- _Your goal_: Set down the material below word for word, excluding the pictures.
___
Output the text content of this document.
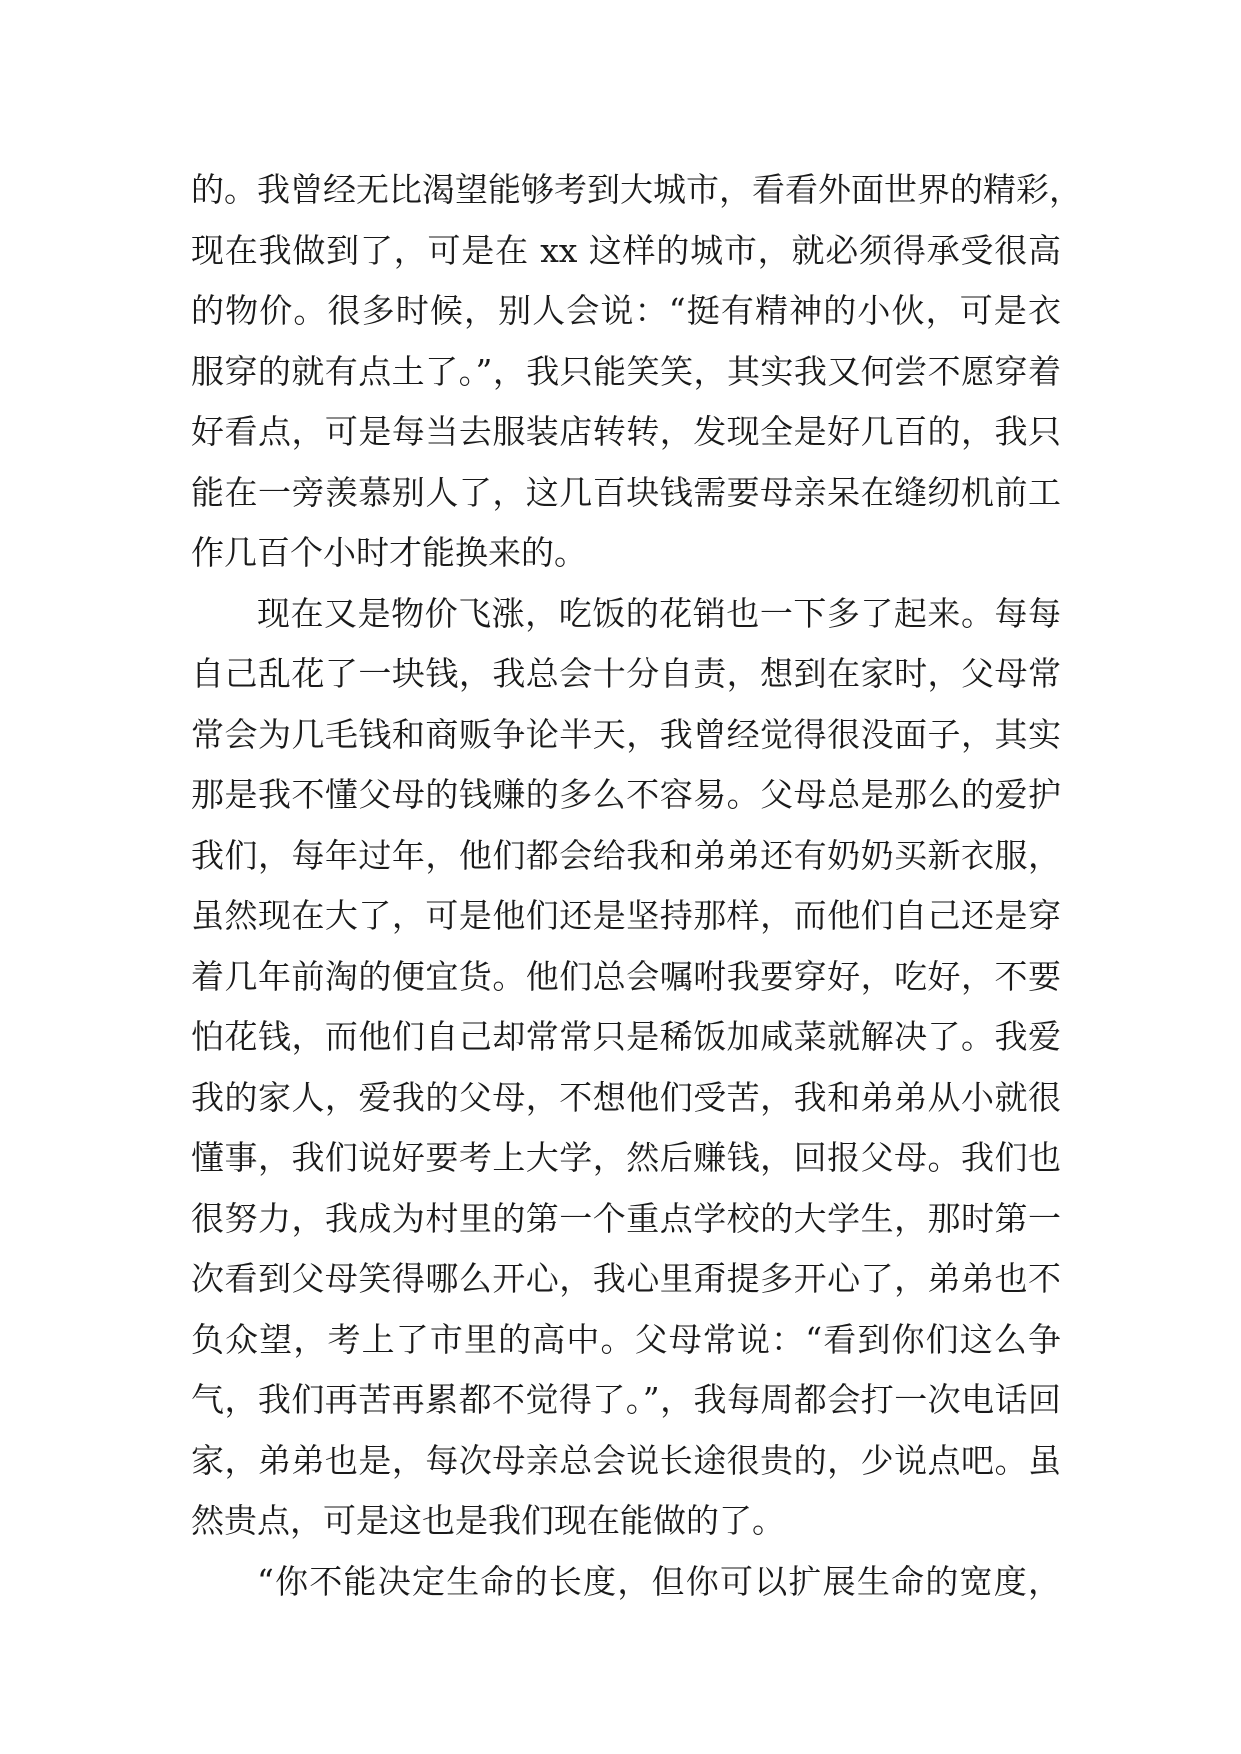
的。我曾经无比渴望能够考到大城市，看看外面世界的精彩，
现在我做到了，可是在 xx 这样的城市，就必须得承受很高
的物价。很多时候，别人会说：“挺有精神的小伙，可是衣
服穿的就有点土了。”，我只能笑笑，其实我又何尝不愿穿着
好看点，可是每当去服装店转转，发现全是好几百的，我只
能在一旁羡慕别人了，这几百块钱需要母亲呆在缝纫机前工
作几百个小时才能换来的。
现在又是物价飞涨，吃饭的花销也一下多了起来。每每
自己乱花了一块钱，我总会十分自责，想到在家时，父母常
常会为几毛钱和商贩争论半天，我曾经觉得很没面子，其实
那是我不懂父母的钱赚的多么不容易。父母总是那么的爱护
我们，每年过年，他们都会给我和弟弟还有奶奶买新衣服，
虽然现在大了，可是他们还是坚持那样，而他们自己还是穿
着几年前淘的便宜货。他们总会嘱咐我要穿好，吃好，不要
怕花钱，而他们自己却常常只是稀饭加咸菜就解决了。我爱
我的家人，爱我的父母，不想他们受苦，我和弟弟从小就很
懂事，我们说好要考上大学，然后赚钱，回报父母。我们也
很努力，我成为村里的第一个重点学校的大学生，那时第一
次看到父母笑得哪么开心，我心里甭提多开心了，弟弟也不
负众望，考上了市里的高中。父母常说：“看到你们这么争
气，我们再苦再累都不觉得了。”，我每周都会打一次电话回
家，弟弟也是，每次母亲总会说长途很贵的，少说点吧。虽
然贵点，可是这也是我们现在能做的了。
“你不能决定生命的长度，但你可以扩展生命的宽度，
___
- _Answer to this task_:
Output the text content of this document.
的。我曾经无比渴望能够考到大城市，看看外面世界的精彩，
现在我做到了，可是在 xx 这样的城市，就必须得承受很高
的物价。很多时候，别人会说：“挺有精神的小伙，可是衣
服穿的就有点土了。”，我只能笑笑，其实我又何尝不愿穿着
好看点，可是每当去服装店转转，发现全是好几百的，我只
能在一旁羡慕别人了，这几百块钱需要母亲呆在缝纫机前工
作几百个小时才能换来的。
现在又是物价飞涨，吃饭的花销也一下多了起来。每每
自己乱花了一块钱，我总会十分自责，想到在家时，父母常
常会为几毛钱和商贩争论半天，我曾经觉得很没面子，其实
那是我不懂父母的钱赚的多么不容易。父母总是那么的爱护
我们，每年过年，他们都会给我和弟弟还有奶奶买新衣服，
虽然现在大了，可是他们还是坚持那样，而他们自己还是穿
着几年前淘的便宜货。他们总会嘱咐我要穿好，吃好，不要
怕花钱，而他们自己却常常只是稀饭加咸菜就解决了。我爱
我的家人，爱我的父母，不想他们受苦，我和弟弟从小就很
懂事，我们说好要考上大学，然后赚钱，回报父母。我们也
很努力，我成为村里的第一个重点学校的大学生，那时第一
次看到父母笑得哪么开心，我心里甭提多开心了，弟弟也不
负众望，考上了市里的高中。父母常说：“看到你们这么争
气，我们再苦再累都不觉得了。”，我每周都会打一次电话回
家，弟弟也是，每次母亲总会说长途很贵的，少说点吧。虽
然贵点，可是这也是我们现在能做的了。
“你不能决定生命的长度，但你可以扩展生命的宽度，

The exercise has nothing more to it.